Requirements: Return all lines below containing the word "使用した電気に対する".
··········
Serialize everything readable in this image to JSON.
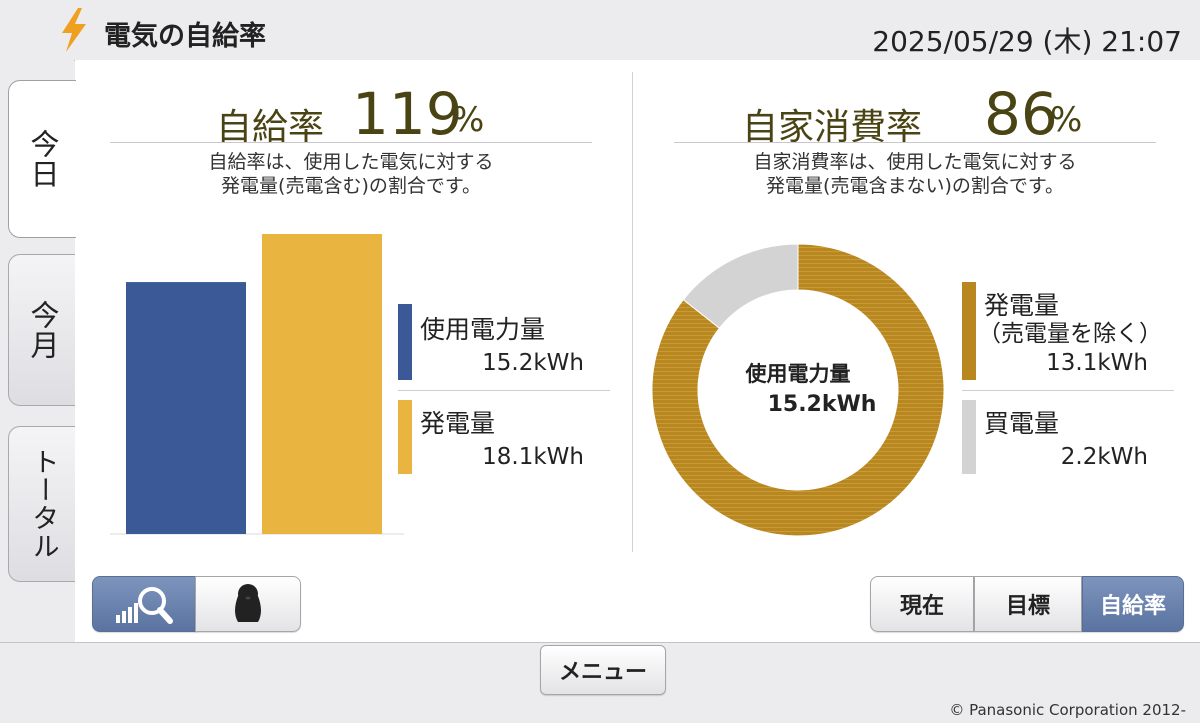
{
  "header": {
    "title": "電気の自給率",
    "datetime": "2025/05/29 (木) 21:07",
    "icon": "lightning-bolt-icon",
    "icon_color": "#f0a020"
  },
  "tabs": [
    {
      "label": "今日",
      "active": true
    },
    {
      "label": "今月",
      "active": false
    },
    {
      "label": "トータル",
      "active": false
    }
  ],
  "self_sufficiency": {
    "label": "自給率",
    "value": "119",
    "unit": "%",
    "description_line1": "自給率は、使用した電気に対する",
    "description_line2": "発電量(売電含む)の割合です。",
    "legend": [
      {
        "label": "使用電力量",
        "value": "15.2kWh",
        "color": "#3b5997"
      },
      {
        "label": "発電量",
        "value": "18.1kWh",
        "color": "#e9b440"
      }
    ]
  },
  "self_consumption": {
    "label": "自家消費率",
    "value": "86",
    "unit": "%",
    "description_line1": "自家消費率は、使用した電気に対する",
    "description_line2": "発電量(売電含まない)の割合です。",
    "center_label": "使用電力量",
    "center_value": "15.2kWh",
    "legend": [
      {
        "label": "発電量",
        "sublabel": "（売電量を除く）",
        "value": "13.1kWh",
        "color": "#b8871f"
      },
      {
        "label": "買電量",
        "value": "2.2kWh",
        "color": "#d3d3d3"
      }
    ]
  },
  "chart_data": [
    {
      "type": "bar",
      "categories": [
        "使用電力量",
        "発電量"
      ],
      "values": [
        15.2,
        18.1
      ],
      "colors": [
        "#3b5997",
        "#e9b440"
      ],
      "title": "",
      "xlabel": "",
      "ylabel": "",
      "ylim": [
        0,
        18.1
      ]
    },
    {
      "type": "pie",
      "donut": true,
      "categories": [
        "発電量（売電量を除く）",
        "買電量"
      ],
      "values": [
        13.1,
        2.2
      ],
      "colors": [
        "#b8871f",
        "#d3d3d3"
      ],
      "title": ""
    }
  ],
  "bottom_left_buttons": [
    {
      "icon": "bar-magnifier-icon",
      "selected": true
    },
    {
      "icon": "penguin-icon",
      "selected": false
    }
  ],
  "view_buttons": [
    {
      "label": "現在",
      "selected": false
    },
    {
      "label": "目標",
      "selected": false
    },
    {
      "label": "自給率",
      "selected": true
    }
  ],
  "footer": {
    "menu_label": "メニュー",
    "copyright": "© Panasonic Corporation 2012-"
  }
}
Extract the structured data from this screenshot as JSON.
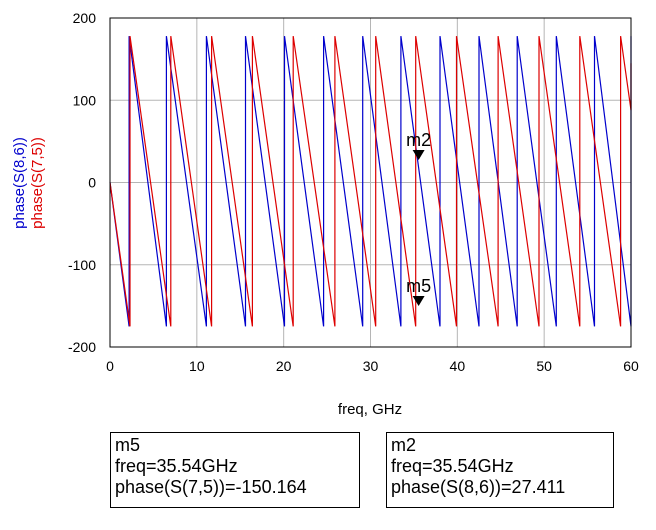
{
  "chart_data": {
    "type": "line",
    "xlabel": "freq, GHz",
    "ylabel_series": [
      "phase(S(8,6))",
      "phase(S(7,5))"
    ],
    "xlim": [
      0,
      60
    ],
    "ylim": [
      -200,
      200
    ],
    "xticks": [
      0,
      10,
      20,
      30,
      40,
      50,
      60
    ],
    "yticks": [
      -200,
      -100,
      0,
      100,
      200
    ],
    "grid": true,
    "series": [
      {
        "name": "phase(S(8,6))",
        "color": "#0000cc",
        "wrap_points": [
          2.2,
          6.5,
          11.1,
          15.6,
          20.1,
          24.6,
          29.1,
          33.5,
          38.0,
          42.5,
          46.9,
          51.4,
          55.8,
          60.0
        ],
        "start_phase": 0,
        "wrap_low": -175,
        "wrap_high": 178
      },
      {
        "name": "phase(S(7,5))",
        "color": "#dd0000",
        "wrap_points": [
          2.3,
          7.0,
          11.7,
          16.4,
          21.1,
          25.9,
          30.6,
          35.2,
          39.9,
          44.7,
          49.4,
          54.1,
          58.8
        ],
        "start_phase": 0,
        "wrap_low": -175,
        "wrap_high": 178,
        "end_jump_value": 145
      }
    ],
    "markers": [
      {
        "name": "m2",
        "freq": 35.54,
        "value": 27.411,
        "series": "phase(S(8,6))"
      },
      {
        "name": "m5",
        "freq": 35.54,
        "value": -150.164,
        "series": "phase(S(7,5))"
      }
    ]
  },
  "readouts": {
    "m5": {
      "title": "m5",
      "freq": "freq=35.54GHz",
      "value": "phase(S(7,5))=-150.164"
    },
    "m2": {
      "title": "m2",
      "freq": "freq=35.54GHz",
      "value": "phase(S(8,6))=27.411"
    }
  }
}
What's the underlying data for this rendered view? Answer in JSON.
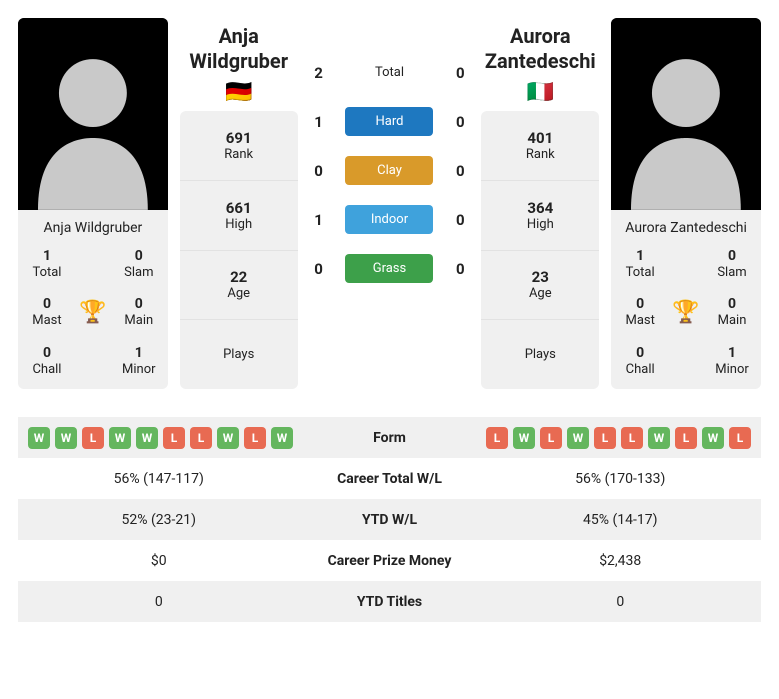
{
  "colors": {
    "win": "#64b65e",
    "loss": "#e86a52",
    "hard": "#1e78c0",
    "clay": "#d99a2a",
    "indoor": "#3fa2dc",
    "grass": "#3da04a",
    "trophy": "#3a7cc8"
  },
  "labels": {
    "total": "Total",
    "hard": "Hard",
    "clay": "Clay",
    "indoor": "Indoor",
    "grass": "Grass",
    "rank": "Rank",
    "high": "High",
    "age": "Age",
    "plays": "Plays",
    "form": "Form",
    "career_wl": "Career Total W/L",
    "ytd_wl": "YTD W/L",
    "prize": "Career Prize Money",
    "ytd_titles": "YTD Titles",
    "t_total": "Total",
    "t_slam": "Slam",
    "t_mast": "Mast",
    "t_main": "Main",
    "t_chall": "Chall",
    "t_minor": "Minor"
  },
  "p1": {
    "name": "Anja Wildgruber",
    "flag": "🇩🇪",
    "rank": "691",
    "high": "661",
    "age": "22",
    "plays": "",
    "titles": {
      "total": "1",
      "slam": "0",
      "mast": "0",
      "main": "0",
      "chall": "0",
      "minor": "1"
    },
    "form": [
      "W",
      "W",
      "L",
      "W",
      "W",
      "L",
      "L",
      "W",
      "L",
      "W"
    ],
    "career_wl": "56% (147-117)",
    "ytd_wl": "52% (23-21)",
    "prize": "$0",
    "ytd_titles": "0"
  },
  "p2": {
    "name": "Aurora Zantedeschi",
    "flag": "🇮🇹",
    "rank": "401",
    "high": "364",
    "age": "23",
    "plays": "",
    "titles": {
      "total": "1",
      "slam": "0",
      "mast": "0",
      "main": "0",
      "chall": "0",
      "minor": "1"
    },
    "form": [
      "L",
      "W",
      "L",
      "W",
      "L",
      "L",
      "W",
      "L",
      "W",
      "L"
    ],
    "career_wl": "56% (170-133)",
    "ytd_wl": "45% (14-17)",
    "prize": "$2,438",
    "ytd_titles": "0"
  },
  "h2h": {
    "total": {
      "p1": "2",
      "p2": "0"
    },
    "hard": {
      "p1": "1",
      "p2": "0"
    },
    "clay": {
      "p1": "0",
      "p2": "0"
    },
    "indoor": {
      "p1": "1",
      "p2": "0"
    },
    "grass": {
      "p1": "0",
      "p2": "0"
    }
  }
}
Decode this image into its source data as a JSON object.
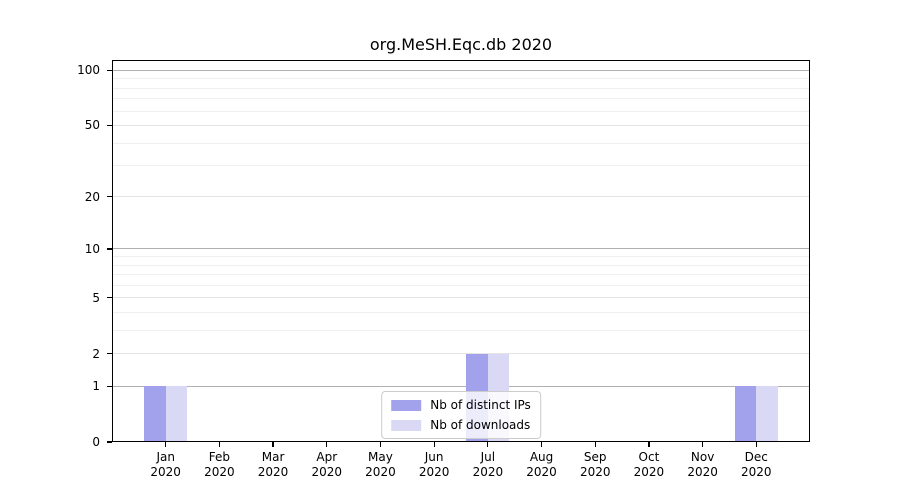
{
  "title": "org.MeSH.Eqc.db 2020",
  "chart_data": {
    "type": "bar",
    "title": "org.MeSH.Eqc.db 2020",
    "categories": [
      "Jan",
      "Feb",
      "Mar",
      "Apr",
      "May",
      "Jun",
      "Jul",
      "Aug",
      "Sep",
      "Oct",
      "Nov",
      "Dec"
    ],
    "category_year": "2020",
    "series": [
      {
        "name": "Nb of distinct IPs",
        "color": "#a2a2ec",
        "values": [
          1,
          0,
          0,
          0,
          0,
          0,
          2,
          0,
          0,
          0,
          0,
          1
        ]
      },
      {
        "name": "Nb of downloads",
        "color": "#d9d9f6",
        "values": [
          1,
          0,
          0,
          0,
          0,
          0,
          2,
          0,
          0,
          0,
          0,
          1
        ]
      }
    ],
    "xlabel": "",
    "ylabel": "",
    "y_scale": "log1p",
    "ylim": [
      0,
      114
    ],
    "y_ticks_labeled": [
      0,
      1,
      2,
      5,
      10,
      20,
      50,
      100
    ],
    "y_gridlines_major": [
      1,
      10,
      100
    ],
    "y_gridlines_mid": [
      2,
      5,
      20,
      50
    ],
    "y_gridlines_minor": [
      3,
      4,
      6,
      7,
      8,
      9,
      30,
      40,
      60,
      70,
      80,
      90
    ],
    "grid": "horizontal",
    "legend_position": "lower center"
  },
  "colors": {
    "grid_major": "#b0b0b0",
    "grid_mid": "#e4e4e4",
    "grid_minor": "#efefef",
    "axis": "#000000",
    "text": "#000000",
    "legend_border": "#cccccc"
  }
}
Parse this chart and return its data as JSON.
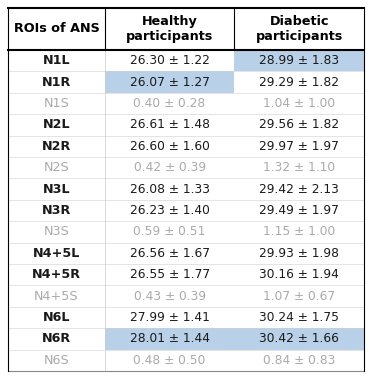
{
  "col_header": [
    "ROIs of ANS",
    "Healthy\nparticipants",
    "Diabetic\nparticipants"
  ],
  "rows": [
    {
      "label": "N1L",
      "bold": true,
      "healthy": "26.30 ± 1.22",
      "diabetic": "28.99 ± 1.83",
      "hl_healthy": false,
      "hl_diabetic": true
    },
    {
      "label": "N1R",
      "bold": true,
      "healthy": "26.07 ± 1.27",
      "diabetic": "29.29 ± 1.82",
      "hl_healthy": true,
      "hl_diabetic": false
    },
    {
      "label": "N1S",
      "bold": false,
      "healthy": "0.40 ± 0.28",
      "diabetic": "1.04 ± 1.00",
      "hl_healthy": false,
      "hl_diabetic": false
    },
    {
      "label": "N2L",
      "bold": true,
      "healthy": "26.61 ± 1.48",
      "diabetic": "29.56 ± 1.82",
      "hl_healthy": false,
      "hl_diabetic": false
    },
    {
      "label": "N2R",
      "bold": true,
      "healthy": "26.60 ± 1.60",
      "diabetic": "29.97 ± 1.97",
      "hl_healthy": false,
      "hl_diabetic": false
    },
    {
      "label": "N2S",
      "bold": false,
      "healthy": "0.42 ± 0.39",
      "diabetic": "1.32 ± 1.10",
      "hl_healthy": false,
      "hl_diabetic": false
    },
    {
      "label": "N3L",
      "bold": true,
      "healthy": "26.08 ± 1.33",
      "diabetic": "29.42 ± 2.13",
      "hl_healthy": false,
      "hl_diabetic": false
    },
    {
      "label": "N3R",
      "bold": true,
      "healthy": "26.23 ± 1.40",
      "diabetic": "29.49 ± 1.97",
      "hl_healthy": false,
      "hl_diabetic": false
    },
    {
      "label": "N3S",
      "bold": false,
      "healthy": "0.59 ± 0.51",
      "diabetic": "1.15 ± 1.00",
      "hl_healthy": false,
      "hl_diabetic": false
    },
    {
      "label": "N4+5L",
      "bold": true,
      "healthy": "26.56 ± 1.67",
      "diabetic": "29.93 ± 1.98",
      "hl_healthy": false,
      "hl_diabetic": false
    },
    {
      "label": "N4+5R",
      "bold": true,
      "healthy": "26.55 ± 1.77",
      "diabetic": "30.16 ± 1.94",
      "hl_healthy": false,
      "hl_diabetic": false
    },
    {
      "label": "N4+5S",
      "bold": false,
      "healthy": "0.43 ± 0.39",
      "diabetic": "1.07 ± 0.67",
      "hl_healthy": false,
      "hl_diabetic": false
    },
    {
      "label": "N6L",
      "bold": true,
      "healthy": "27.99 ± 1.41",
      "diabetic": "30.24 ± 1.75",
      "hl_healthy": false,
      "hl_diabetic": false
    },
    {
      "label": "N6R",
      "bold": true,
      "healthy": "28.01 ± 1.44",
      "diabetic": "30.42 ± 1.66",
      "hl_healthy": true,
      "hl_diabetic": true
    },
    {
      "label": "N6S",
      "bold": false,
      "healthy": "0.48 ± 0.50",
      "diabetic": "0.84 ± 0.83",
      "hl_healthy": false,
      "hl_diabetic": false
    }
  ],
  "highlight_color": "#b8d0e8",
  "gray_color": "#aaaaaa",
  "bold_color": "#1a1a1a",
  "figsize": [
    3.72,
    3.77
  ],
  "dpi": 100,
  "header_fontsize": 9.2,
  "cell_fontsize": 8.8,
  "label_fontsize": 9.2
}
··········
Answer in full:
    "description_line1": "自給率は、使用した電気に対する",
    "description_line1": "自家消費率は、使用した電気に対する",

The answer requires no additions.